__What you are asked to do__
Extract all lines in the data that contain the word "после".

Saved data entries
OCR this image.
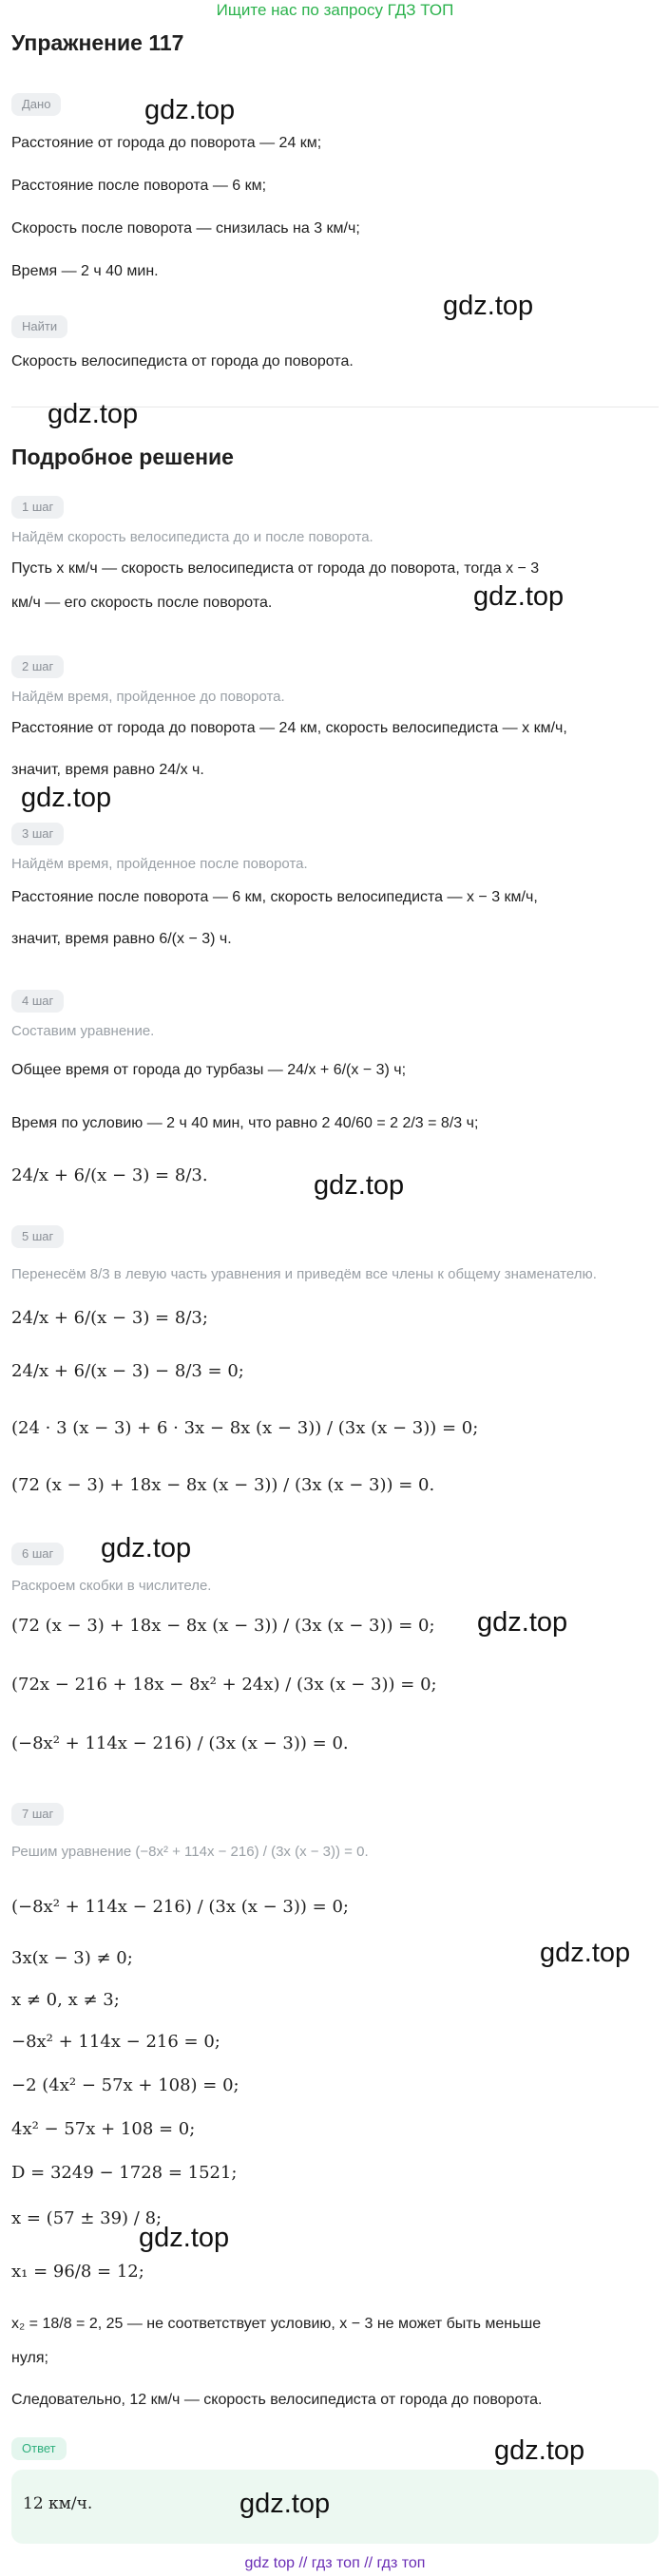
Ищите нас по запросу ГДЗ ТОП
Упражнение 117
Дано
Расстояние от города до поворота — 24 км;
Расстояние после поворота — 6 км;
Скорость после поворота — снизилась на 3 км/ч;
Время — 2 ч 40 мин.
Найти
Скорость велосипедиста от города до поворота.
Подробное решение
1 шаг
Найдём скорость велосипедиста до и после поворота.
Пусть x км/ч — скорость велосипедиста от города до поворота, тогда x − 3
км/ч — его скорость после поворота.
2 шаг
Найдём время, пройденное до поворота.
Расстояние от города до поворота — 24 км, скорость велосипедиста — x км/ч,
значит, время равно 24/x ч.
3 шаг
Найдём время, пройденное после поворота.
Расстояние после поворота — 6 км, скорость велосипедиста — x − 3 км/ч,
значит, время равно 6/(x − 3) ч.
4 шаг
Составим уравнение.
Общее время от города до турбазы — 24/x + 6/(x − 3) ч;
Время по условию — 2 ч 40 мин, что равно 2 40/60 = 2 2/3 = 8/3 ч;
24/x + 6/(x − 3) = 8/3.
5 шаг
Перенесём 8/3 в левую часть уравнения и приведём все члены к общему знаменателю.
24/x + 6/(x − 3) = 8/3;
24/x + 6/(x − 3) − 8/3 = 0;
(24 · 3 (x − 3) + 6 · 3x − 8x (x − 3)) / (3x (x − 3)) = 0;
(72 (x − 3) + 18x − 8x (x − 3)) / (3x (x − 3)) = 0.
6 шаг
Раскроем скобки в числителе.
(72 (x − 3) + 18x − 8x (x − 3)) / (3x (x − 3)) = 0;
(72x − 216 + 18x − 8x² + 24x) / (3x (x − 3)) = 0;
(−8x² + 114x − 216) / (3x (x − 3)) = 0.
7 шаг
Решим уравнение (−8x² + 114x − 216) / (3x (x − 3)) = 0.
(−8x² + 114x − 216) / (3x (x − 3)) = 0;
3x(x − 3) ≠ 0;
x ≠ 0, x ≠ 3;
−8x² + 114x − 216 = 0;
−2 (4x² − 57x + 108) = 0;
4x² − 57x + 108 = 0;
D = 3249 − 1728 = 1521;
x = (57 ± 39) / 8;
x₁ = 96/8 = 12;
x₂ = 18/8 = 2, 25 — не соответствует условию, x − 3 не может быть меньше
нуля;
Следовательно, 12 км/ч — скорость велосипедиста от города до поворота.
Ответ
12 км/ч.
gdz.top
gdz.top
gdz.top
gdz.top
gdz.top
gdz.top
gdz.top
gdz.top
gdz.top
gdz.top
gdz.top
gdz.top
gdz top // гдз топ // гдз топ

__Solution to this task__
Расстояние после поворота — 6 км;
Скорость после поворота — снизилась на 3 км/ч;
Найдём скорость велосипедиста до и после поворота.
км/ч — его скорость после поворота.
Найдём время, пройденное после поворота.
Расстояние после поворота — 6 км, скорость велосипедиста — x − 3 км/ч,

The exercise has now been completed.